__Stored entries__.
------

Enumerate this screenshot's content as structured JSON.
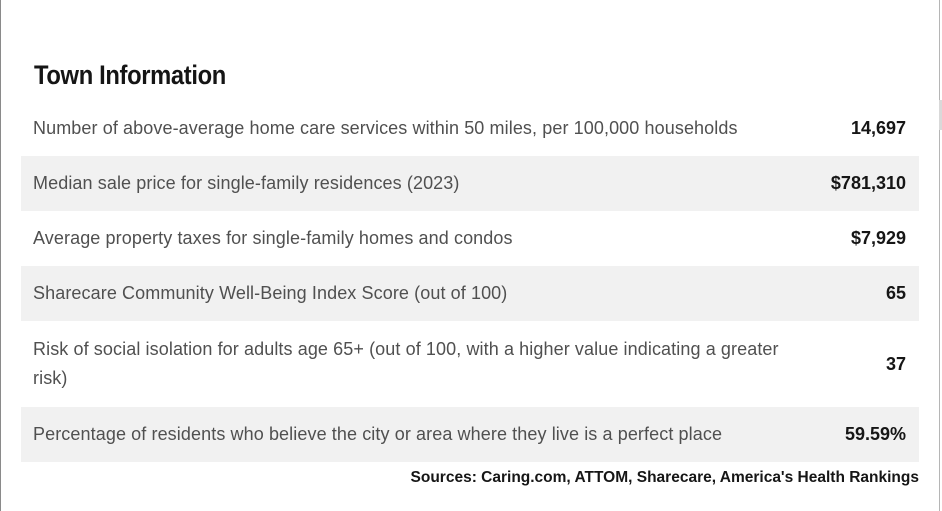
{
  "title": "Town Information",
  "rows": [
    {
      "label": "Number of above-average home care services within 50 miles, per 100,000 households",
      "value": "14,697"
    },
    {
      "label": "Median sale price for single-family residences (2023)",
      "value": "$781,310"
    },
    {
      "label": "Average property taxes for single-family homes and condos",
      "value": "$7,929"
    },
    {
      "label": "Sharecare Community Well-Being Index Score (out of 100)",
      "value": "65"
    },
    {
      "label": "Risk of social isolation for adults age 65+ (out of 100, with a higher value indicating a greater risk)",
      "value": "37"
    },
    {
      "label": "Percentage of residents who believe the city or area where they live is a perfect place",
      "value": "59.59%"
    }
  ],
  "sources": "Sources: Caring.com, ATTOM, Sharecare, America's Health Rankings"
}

------

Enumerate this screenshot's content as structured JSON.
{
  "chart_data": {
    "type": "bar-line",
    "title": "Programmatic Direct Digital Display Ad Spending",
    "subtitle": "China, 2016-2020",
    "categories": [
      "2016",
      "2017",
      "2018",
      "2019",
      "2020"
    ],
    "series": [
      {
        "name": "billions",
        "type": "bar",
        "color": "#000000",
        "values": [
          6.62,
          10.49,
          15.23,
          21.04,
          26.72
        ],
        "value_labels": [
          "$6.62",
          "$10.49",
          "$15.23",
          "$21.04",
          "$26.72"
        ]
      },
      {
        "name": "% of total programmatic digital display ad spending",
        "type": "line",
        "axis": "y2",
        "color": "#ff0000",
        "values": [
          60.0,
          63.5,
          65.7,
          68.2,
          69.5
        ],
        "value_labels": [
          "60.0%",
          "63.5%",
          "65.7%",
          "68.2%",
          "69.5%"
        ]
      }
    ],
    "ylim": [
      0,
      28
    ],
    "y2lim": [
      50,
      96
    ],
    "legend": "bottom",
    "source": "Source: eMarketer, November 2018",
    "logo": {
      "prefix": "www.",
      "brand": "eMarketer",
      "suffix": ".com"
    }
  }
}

------

__Problem__. From the records above, copy every line that holds the word "name".

__Solved problem__.
        "name": "billions",
        "name": "% of total programmatic digital display ad spending",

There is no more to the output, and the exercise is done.